# [GIVEN RECORDS]
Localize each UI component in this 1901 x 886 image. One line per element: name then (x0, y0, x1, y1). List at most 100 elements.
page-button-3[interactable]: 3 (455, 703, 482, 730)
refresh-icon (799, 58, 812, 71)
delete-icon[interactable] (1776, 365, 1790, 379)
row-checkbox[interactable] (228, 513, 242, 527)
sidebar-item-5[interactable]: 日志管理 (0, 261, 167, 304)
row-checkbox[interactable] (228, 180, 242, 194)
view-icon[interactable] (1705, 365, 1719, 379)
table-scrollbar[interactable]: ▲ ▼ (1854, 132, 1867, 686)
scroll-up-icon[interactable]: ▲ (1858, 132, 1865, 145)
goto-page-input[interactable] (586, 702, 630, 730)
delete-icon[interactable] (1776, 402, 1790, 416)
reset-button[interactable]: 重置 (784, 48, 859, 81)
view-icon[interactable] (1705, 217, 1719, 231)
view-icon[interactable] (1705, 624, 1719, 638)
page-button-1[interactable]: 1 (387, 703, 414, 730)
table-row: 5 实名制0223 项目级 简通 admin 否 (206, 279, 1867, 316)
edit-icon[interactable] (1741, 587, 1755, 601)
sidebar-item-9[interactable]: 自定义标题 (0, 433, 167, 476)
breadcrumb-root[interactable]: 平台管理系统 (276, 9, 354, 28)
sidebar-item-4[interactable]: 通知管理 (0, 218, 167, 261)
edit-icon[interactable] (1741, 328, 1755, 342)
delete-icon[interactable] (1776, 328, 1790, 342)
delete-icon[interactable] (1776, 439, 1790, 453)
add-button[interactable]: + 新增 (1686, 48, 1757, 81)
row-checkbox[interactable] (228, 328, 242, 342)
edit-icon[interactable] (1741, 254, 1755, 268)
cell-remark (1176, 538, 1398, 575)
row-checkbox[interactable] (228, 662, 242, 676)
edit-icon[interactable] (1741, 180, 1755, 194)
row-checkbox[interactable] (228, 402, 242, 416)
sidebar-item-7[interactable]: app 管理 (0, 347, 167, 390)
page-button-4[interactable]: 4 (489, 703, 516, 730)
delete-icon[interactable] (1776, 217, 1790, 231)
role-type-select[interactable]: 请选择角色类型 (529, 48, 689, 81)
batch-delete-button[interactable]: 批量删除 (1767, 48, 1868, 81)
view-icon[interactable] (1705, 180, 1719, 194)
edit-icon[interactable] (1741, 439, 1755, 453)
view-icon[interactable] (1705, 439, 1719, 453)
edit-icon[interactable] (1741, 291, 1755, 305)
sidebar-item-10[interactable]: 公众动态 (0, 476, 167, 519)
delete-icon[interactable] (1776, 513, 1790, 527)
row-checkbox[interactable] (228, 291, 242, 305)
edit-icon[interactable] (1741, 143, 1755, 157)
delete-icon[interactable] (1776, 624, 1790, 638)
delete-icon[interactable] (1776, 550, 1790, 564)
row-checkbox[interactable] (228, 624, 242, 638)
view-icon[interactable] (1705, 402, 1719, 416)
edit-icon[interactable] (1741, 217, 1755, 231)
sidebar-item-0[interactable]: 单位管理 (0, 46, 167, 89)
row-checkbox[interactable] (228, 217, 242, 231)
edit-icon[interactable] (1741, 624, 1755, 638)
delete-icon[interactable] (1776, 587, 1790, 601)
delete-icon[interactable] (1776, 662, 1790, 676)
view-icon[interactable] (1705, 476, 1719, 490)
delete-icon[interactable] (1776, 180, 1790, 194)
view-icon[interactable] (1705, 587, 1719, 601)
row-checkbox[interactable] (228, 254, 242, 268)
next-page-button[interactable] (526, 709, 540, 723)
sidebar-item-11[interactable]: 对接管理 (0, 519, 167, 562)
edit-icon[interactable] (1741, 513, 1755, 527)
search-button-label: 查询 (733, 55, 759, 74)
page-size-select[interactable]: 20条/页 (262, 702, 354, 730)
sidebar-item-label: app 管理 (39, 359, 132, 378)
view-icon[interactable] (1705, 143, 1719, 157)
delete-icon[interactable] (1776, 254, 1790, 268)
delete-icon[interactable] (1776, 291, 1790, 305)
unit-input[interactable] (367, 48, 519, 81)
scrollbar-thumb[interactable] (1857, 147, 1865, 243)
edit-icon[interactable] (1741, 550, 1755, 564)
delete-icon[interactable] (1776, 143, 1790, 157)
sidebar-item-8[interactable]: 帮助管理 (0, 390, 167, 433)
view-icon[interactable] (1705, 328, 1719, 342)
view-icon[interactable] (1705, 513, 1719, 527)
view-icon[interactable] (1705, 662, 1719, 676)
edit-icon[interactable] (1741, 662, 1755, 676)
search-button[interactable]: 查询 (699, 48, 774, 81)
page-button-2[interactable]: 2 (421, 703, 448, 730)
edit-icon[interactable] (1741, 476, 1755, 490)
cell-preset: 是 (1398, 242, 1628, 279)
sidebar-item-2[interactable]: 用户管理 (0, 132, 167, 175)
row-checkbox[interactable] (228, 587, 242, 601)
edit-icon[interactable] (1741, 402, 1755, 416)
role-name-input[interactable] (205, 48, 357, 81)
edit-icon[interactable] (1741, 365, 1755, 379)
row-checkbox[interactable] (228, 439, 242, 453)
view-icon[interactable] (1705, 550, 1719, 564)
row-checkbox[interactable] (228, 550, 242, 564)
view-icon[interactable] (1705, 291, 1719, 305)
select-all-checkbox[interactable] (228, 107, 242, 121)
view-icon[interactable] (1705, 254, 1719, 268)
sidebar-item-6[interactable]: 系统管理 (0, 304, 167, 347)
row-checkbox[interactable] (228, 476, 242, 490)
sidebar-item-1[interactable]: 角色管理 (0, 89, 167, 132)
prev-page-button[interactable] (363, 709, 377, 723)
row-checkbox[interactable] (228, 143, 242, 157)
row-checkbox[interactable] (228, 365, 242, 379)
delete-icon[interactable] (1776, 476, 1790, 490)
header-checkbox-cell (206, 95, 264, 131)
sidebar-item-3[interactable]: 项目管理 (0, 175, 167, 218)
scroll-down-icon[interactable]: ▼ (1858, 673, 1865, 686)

# [TASK DETAILS]
Please rewrite these rows with "row-checkbox" changed to "item-checkbox" everywhere it occurs, leaving everything else the same.

# [CORRECT RESPONSE]
Localize each UI component in this 1901 x 886 image. One line per element: name then (x0, y0, x1, y1). List at most 100 elements.
page-button-3[interactable]: 3 (455, 703, 482, 730)
refresh-icon (799, 58, 812, 71)
delete-icon[interactable] (1776, 365, 1790, 379)
item-checkbox[interactable] (228, 513, 242, 527)
sidebar-item-5[interactable]: 日志管理 (0, 261, 167, 304)
item-checkbox[interactable] (228, 180, 242, 194)
view-icon[interactable] (1705, 365, 1719, 379)
table-scrollbar[interactable]: ▲ ▼ (1854, 132, 1867, 686)
scroll-up-icon[interactable]: ▲ (1858, 132, 1865, 145)
goto-page-input[interactable] (586, 702, 630, 730)
delete-icon[interactable] (1776, 402, 1790, 416)
reset-button[interactable]: 重置 (784, 48, 859, 81)
view-icon[interactable] (1705, 217, 1719, 231)
view-icon[interactable] (1705, 624, 1719, 638)
page-button-1[interactable]: 1 (387, 703, 414, 730)
table-row: 5 实名制0223 项目级 简通 admin 否 (206, 279, 1867, 316)
edit-icon[interactable] (1741, 587, 1755, 601)
sidebar-item-9[interactable]: 自定义标题 (0, 433, 167, 476)
breadcrumb-root[interactable]: 平台管理系统 (276, 9, 354, 28)
sidebar-item-4[interactable]: 通知管理 (0, 218, 167, 261)
edit-icon[interactable] (1741, 328, 1755, 342)
delete-icon[interactable] (1776, 328, 1790, 342)
delete-icon[interactable] (1776, 439, 1790, 453)
add-button[interactable]: + 新增 (1686, 48, 1757, 81)
item-checkbox[interactable] (228, 328, 242, 342)
edit-icon[interactable] (1741, 254, 1755, 268)
cell-remark (1176, 538, 1398, 575)
item-checkbox[interactable] (228, 662, 242, 676)
edit-icon[interactable] (1741, 180, 1755, 194)
item-checkbox[interactable] (228, 402, 242, 416)
sidebar-item-7[interactable]: app 管理 (0, 347, 167, 390)
page-button-4[interactable]: 4 (489, 703, 516, 730)
delete-icon[interactable] (1776, 217, 1790, 231)
role-type-select[interactable]: 请选择角色类型 (529, 48, 689, 81)
batch-delete-button[interactable]: 批量删除 (1767, 48, 1868, 81)
view-icon[interactable] (1705, 180, 1719, 194)
edit-icon[interactable] (1741, 439, 1755, 453)
view-icon[interactable] (1705, 439, 1719, 453)
edit-icon[interactable] (1741, 291, 1755, 305)
sidebar-item-10[interactable]: 公众动态 (0, 476, 167, 519)
delete-icon[interactable] (1776, 513, 1790, 527)
item-checkbox[interactable] (228, 291, 242, 305)
edit-icon[interactable] (1741, 143, 1755, 157)
delete-icon[interactable] (1776, 624, 1790, 638)
delete-icon[interactable] (1776, 550, 1790, 564)
item-checkbox[interactable] (228, 624, 242, 638)
view-icon[interactable] (1705, 402, 1719, 416)
edit-icon[interactable] (1741, 217, 1755, 231)
sidebar-item-0[interactable]: 单位管理 (0, 46, 167, 89)
item-checkbox[interactable] (228, 217, 242, 231)
edit-icon[interactable] (1741, 624, 1755, 638)
delete-icon[interactable] (1776, 587, 1790, 601)
delete-icon[interactable] (1776, 662, 1790, 676)
view-icon[interactable] (1705, 476, 1719, 490)
delete-icon[interactable] (1776, 180, 1790, 194)
view-icon[interactable] (1705, 587, 1719, 601)
item-checkbox[interactable] (228, 254, 242, 268)
next-page-button[interactable] (526, 709, 540, 723)
sidebar-item-11[interactable]: 对接管理 (0, 519, 167, 562)
edit-icon[interactable] (1741, 513, 1755, 527)
search-button-label: 查询 (733, 55, 759, 74)
page-size-select[interactable]: 20条/页 (262, 702, 354, 730)
sidebar-item-label: app 管理 (39, 359, 132, 378)
view-icon[interactable] (1705, 143, 1719, 157)
delete-icon[interactable] (1776, 254, 1790, 268)
delete-icon[interactable] (1776, 291, 1790, 305)
unit-input[interactable] (367, 48, 519, 81)
scrollbar-thumb[interactable] (1857, 147, 1865, 243)
edit-icon[interactable] (1741, 550, 1755, 564)
delete-icon[interactable] (1776, 143, 1790, 157)
sidebar-item-8[interactable]: 帮助管理 (0, 390, 167, 433)
view-icon[interactable] (1705, 328, 1719, 342)
view-icon[interactable] (1705, 513, 1719, 527)
view-icon[interactable] (1705, 662, 1719, 676)
edit-icon[interactable] (1741, 662, 1755, 676)
search-button[interactable]: 查询 (699, 48, 774, 81)
page-button-2[interactable]: 2 (421, 703, 448, 730)
edit-icon[interactable] (1741, 476, 1755, 490)
cell-preset: 是 (1398, 242, 1628, 279)
sidebar-item-2[interactable]: 用户管理 (0, 132, 167, 175)
item-checkbox[interactable] (228, 587, 242, 601)
edit-icon[interactable] (1741, 402, 1755, 416)
role-name-input[interactable] (205, 48, 357, 81)
edit-icon[interactable] (1741, 365, 1755, 379)
item-checkbox[interactable] (228, 439, 242, 453)
view-icon[interactable] (1705, 550, 1719, 564)
item-checkbox[interactable] (228, 550, 242, 564)
view-icon[interactable] (1705, 291, 1719, 305)
select-all-checkbox[interactable] (228, 107, 242, 121)
view-icon[interactable] (1705, 254, 1719, 268)
sidebar-item-6[interactable]: 系统管理 (0, 304, 167, 347)
item-checkbox[interactable] (228, 476, 242, 490)
sidebar-item-1[interactable]: 角色管理 (0, 89, 167, 132)
prev-page-button[interactable] (363, 709, 377, 723)
item-checkbox[interactable] (228, 143, 242, 157)
item-checkbox[interactable] (228, 365, 242, 379)
delete-icon[interactable] (1776, 476, 1790, 490)
header-checkbox-cell (206, 95, 264, 131)
sidebar-item-3[interactable]: 项目管理 (0, 175, 167, 218)
scroll-down-icon[interactable]: ▼ (1858, 673, 1865, 686)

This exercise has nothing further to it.